EXERCISE DETAILS
Gather all lines in the records below that include the word "Solenoid".

[Collected data entries]
━━━━━━━━━━━━━━━━━━━━

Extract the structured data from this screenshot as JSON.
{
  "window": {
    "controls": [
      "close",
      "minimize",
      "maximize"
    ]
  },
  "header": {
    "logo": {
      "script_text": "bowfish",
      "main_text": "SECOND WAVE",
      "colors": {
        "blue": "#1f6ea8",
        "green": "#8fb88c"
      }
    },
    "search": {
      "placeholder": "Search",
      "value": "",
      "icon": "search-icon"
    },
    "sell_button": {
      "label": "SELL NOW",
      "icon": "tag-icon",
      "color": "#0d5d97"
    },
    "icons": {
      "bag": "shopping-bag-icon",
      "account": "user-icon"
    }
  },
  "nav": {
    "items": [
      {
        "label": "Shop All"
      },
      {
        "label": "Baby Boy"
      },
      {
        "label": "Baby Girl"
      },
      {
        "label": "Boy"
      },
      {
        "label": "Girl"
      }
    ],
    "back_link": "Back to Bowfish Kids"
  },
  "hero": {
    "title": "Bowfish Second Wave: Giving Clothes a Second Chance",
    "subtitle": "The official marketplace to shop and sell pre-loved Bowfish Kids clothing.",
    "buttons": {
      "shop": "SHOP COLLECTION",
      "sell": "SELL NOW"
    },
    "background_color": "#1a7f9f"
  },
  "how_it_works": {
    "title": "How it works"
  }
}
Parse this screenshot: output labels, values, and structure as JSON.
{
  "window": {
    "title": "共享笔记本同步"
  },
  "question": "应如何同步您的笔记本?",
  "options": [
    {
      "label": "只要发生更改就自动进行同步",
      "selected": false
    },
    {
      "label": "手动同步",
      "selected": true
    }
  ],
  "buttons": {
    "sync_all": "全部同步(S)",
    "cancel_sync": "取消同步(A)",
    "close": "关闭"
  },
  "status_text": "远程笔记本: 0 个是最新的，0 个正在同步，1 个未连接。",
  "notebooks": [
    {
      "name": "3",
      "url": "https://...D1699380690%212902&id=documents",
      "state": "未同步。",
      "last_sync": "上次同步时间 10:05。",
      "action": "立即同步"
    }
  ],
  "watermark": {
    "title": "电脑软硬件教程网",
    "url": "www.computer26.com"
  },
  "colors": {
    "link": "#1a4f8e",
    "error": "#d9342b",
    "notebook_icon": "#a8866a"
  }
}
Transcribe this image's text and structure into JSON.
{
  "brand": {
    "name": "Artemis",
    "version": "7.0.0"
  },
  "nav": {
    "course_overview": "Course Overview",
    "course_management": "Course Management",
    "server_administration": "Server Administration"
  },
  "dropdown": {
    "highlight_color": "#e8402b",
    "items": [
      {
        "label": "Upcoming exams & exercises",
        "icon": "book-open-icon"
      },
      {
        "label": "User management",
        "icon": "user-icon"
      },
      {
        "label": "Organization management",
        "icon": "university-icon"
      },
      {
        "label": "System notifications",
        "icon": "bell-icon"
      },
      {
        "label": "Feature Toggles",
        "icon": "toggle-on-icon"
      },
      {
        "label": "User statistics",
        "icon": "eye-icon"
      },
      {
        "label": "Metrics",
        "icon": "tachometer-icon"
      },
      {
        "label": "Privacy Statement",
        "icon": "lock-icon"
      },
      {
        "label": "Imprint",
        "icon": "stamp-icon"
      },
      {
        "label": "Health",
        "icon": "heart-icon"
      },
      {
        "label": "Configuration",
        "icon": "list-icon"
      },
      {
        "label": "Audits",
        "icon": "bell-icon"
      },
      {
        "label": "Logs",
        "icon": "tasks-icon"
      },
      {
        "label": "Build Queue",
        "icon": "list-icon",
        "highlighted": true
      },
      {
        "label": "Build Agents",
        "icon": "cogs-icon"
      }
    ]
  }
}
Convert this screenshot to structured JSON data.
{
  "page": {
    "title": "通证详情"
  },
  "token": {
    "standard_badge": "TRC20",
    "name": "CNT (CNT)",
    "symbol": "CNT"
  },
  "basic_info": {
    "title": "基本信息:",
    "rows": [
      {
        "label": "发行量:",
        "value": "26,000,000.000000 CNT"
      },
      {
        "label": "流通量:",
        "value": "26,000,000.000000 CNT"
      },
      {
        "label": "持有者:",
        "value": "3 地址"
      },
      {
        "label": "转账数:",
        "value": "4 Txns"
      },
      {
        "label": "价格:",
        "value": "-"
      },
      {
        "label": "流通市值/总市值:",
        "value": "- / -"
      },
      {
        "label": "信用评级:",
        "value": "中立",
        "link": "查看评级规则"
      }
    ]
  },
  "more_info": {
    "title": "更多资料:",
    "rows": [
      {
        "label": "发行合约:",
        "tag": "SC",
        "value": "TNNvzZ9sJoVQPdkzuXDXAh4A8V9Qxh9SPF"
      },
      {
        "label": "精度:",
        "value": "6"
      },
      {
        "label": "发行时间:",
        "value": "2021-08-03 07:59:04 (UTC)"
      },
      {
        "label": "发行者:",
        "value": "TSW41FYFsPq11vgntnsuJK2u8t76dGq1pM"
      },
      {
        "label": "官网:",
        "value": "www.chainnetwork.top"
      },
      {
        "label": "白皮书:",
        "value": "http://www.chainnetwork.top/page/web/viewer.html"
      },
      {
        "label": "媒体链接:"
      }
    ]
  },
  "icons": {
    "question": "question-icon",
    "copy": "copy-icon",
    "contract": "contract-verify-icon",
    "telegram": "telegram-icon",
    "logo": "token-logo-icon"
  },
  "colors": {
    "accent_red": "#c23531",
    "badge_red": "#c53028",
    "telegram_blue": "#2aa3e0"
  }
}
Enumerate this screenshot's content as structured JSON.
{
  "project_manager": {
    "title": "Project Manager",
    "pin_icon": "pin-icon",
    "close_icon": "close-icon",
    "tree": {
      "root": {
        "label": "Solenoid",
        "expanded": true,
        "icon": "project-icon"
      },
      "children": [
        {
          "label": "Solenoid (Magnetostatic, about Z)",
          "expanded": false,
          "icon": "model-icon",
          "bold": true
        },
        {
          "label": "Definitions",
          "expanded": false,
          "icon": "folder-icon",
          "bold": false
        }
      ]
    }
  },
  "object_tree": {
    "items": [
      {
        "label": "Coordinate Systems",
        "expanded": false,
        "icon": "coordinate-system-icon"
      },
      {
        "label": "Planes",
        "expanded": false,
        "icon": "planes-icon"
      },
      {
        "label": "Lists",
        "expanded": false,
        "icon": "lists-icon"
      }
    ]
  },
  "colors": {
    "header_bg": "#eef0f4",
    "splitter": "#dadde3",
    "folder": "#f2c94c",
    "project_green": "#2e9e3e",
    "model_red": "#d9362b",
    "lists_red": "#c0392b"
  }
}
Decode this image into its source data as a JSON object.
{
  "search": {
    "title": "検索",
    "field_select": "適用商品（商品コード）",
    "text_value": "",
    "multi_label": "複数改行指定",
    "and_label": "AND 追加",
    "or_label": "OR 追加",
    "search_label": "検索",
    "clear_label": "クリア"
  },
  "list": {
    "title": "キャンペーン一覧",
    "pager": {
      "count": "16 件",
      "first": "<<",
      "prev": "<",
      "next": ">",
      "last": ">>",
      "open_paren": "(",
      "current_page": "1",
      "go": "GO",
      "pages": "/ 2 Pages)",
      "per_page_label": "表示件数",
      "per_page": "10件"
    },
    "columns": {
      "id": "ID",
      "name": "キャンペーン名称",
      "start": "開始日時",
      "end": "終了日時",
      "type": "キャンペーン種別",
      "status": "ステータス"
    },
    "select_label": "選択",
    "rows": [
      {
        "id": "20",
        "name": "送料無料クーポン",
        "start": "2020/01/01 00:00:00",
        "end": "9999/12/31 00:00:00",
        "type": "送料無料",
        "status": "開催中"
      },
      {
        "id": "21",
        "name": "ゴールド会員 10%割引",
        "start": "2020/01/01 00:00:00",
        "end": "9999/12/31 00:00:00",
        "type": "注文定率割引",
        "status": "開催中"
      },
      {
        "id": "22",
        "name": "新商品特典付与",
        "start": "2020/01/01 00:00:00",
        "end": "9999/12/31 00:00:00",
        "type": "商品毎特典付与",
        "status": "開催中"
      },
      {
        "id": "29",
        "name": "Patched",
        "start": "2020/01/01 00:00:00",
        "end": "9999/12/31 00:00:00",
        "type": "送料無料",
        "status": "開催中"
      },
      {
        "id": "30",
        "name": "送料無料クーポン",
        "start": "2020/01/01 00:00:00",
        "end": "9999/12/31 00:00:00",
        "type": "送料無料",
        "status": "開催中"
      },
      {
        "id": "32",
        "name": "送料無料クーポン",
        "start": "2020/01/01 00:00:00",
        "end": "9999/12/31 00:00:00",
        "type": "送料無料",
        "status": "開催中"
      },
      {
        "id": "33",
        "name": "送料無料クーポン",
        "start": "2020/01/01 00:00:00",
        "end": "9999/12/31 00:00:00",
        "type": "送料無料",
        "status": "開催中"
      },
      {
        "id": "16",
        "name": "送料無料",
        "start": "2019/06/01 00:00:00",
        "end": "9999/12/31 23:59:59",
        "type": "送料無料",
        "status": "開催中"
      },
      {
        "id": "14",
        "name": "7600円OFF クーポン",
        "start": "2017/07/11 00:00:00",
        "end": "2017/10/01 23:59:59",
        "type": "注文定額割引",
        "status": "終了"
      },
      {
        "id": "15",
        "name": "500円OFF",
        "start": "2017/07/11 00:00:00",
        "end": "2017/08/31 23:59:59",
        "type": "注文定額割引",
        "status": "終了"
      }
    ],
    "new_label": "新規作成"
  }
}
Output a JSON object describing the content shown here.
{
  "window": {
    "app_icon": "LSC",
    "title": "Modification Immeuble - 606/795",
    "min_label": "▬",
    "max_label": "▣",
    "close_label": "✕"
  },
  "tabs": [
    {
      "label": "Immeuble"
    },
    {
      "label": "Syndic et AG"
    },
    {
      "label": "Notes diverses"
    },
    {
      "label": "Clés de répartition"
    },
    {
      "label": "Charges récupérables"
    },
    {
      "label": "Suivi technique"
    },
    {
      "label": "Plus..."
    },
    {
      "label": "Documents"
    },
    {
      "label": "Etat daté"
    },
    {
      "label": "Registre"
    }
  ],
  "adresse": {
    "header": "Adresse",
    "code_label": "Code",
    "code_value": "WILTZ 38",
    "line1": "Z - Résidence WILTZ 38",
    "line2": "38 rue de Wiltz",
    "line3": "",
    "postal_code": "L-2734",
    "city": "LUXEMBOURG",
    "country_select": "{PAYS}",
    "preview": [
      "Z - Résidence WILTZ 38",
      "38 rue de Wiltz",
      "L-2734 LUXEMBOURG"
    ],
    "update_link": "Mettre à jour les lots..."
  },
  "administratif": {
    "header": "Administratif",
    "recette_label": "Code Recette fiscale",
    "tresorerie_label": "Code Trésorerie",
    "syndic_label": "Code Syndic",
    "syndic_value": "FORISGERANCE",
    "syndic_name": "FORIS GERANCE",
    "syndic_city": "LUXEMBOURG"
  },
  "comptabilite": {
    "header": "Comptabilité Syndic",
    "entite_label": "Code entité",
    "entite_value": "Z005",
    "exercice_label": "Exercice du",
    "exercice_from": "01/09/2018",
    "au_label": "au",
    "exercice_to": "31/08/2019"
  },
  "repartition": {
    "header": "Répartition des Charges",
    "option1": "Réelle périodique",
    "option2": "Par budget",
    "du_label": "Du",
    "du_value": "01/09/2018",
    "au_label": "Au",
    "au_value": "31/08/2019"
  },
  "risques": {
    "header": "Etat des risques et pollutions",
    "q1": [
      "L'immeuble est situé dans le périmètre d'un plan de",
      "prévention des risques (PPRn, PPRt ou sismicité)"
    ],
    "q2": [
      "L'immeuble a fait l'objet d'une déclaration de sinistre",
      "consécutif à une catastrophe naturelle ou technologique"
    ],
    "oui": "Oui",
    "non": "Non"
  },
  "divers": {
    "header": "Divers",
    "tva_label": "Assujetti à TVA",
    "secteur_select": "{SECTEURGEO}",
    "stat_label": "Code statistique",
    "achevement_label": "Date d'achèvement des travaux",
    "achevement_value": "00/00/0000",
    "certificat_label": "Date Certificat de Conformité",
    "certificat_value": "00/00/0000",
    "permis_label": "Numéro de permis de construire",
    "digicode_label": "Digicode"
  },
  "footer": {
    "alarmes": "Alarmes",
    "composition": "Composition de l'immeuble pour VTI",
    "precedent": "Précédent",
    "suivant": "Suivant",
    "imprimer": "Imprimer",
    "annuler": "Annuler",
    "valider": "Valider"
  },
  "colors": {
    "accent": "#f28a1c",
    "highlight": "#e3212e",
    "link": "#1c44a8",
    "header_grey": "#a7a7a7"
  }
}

━━━━━━━━━━━━━━━━━━━━

COMPLETED EXERCISE
        "label": "Solenoid",
          "label": "Solenoid (Magnetostatic, about Z)",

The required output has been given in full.